◆ What the exercise asks: Copy every line with the string "page" in it.

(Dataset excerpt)
-.-.-
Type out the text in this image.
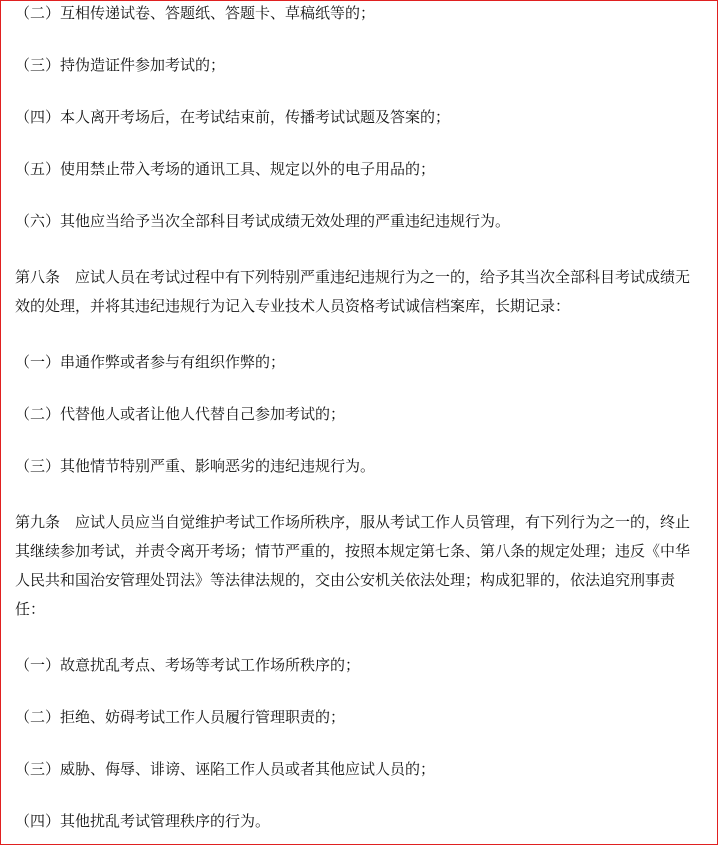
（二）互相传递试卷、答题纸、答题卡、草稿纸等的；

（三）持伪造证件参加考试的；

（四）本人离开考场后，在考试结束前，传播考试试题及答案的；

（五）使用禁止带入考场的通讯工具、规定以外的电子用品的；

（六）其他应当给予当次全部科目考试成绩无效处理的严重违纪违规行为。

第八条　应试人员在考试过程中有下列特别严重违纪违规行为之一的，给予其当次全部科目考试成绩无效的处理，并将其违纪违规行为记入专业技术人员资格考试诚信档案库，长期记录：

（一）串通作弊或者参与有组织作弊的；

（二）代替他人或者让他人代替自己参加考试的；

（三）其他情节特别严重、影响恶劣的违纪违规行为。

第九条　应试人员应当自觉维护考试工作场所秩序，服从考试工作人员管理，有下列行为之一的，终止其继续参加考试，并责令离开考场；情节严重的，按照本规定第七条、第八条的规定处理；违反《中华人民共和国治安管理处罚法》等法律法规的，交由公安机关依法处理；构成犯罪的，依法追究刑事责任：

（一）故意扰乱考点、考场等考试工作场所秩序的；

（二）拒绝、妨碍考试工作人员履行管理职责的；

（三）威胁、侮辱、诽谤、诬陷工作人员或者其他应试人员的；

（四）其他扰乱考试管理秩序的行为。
-.-.-
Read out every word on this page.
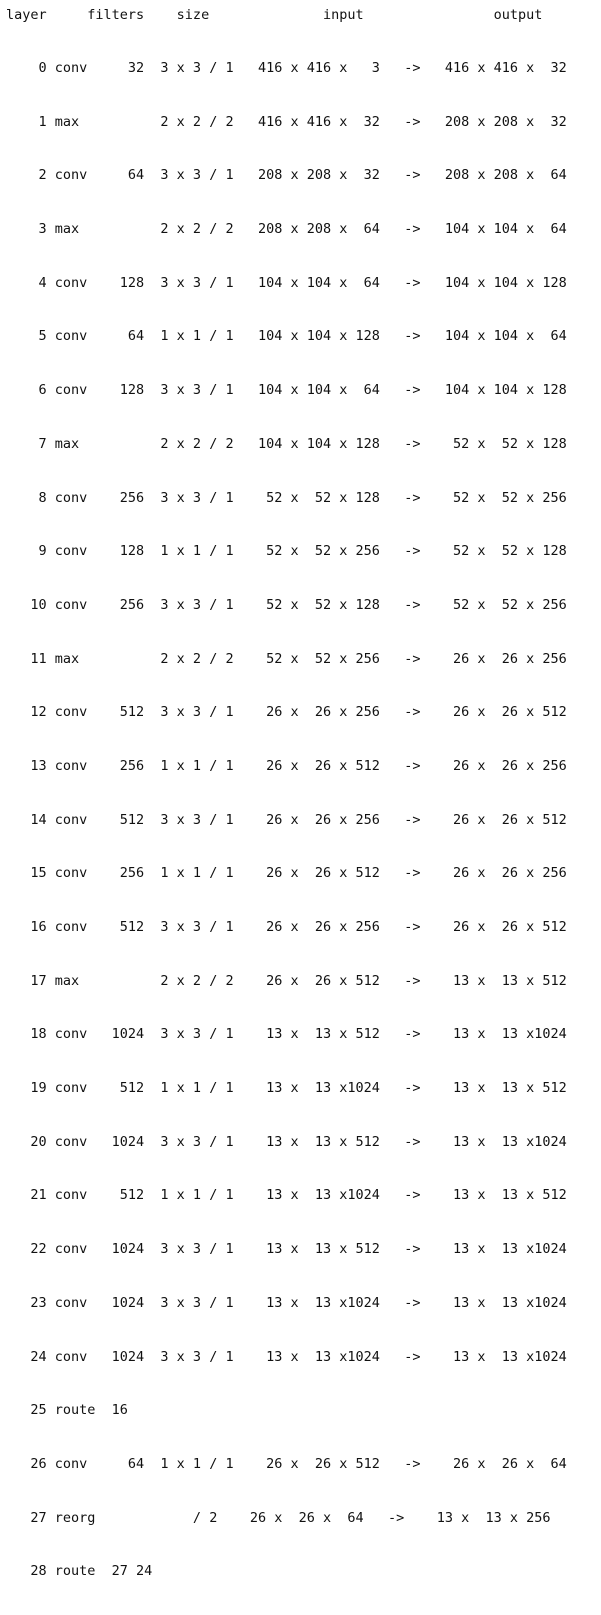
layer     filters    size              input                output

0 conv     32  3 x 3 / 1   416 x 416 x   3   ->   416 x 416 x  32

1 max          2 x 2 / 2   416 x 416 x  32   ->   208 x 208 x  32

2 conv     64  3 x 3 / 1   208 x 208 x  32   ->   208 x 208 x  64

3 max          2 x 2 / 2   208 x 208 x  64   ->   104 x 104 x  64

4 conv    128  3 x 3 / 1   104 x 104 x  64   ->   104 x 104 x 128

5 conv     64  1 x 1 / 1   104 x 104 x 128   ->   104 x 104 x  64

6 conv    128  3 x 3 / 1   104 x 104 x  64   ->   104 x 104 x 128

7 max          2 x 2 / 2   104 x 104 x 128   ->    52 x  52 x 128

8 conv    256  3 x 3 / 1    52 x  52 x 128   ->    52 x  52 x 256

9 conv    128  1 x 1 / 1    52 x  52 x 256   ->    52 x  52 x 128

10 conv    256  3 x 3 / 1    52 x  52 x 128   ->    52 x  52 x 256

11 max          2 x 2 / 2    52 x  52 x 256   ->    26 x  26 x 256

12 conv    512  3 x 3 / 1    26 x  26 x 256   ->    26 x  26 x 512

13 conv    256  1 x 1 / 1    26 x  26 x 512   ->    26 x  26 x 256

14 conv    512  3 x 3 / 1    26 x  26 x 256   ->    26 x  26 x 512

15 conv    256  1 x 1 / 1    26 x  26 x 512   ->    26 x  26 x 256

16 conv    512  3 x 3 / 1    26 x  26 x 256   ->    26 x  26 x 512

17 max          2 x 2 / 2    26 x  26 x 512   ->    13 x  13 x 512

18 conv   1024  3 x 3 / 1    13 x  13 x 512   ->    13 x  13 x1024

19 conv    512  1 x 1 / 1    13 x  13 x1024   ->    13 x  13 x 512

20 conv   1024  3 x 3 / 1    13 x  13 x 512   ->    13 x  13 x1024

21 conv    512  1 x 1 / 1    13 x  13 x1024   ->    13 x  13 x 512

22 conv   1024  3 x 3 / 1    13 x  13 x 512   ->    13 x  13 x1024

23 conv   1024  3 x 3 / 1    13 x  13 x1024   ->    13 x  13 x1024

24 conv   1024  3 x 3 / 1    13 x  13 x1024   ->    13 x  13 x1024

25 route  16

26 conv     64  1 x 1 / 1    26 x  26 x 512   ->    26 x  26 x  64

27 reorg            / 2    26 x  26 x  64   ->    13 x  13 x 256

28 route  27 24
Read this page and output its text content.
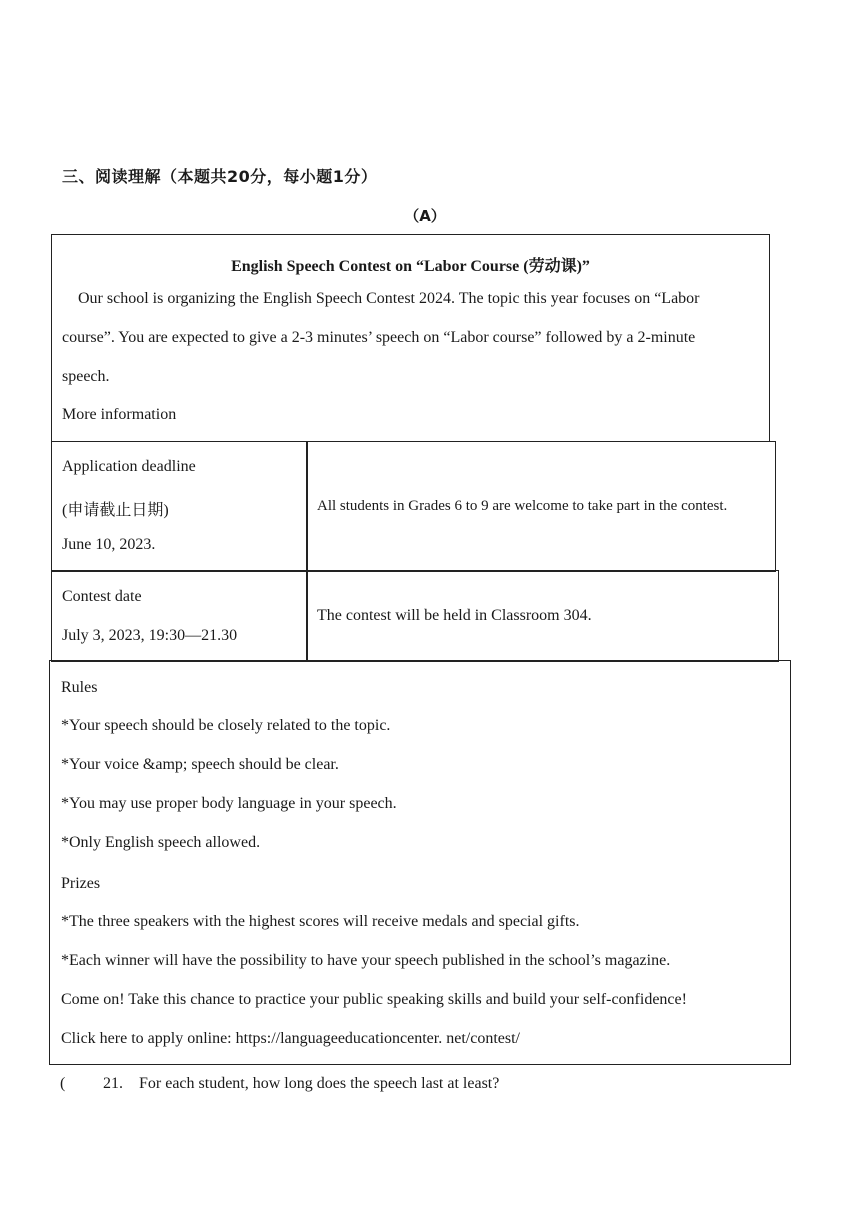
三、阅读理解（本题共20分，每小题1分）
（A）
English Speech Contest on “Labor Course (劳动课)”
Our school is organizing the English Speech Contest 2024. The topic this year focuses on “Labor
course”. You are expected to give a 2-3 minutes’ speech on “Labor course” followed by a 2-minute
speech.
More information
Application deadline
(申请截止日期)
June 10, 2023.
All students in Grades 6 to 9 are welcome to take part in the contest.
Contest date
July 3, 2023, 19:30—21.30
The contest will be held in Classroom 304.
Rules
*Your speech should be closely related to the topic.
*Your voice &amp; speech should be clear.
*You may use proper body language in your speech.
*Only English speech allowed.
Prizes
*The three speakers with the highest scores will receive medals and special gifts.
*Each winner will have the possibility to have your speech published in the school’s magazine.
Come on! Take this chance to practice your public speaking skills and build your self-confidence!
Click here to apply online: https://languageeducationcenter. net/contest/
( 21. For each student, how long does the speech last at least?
-.-.-
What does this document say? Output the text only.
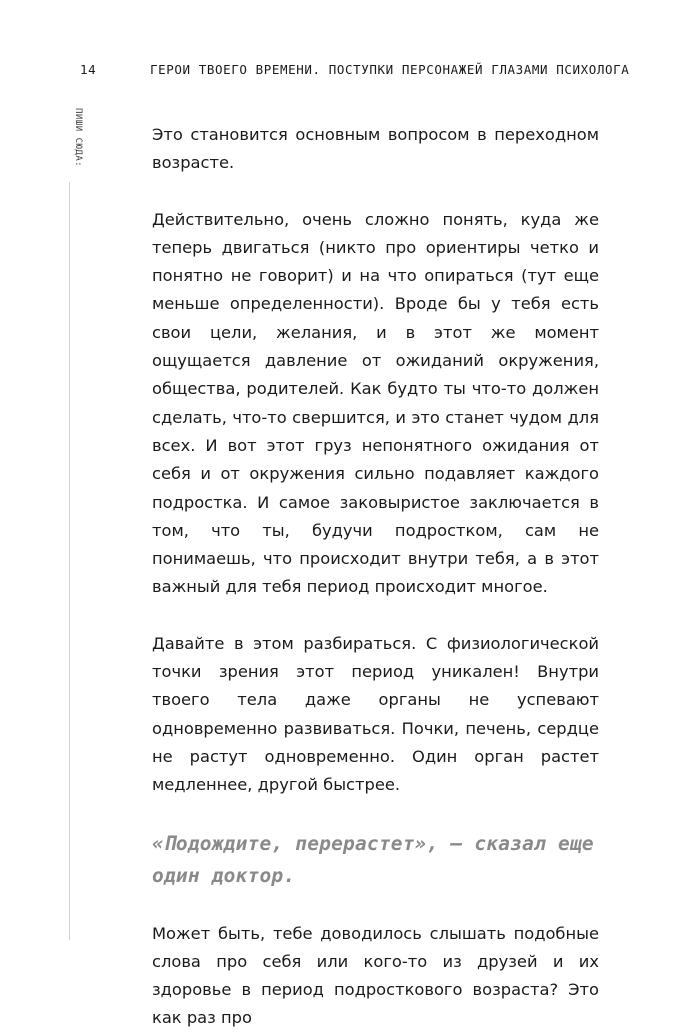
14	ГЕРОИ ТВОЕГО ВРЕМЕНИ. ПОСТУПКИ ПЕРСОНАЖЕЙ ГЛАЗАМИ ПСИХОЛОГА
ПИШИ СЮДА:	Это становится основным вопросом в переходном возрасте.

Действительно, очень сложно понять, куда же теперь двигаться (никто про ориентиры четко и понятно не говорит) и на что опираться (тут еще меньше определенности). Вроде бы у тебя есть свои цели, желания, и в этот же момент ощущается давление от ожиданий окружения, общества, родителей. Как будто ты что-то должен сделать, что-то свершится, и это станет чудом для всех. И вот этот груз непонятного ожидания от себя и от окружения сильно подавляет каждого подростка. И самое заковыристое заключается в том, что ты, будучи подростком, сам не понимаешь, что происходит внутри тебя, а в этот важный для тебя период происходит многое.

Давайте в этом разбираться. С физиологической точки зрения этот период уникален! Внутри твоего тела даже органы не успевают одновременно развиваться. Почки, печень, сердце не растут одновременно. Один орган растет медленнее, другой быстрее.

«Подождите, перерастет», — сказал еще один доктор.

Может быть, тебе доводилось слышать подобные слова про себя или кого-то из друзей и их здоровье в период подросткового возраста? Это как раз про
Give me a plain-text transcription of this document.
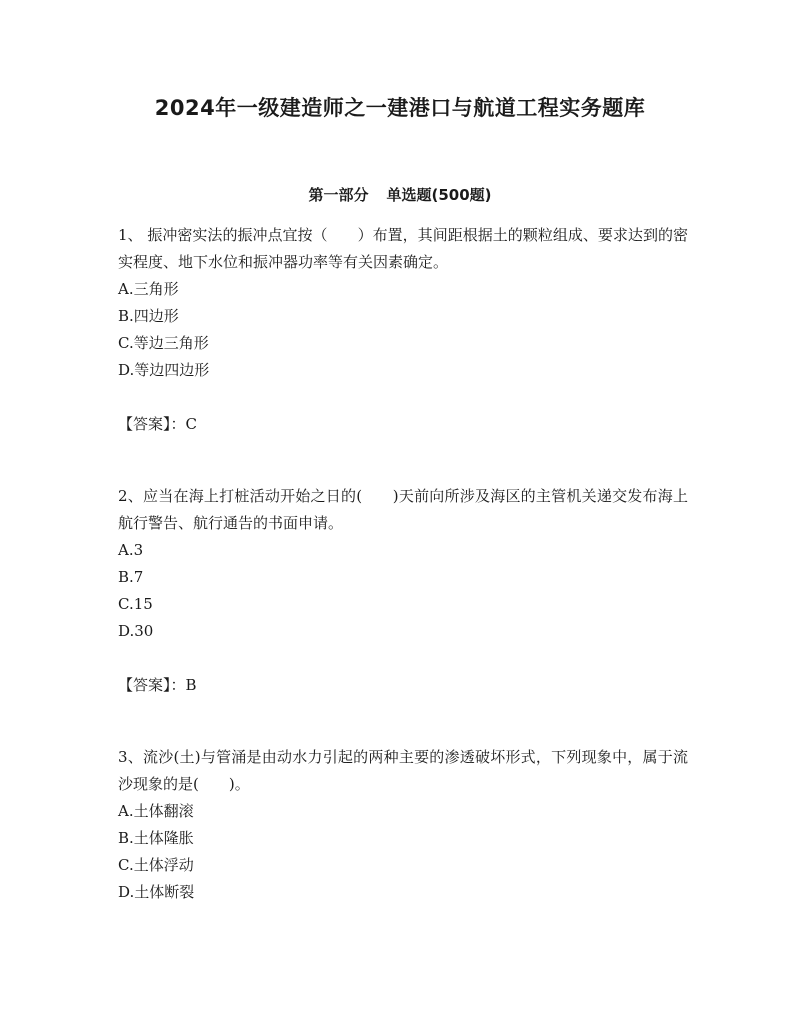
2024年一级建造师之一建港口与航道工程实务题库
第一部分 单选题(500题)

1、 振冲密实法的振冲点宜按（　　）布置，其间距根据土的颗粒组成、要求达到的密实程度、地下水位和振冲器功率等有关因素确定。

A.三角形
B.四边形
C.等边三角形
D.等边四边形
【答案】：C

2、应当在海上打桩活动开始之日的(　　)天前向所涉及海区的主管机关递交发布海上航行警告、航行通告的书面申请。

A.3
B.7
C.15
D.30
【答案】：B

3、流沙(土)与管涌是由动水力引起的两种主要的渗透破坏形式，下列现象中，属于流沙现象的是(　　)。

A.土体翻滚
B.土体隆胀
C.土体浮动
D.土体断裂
-.-.-
◆ Exercise output:
Read out every word on this page.
Read this page and output its text content.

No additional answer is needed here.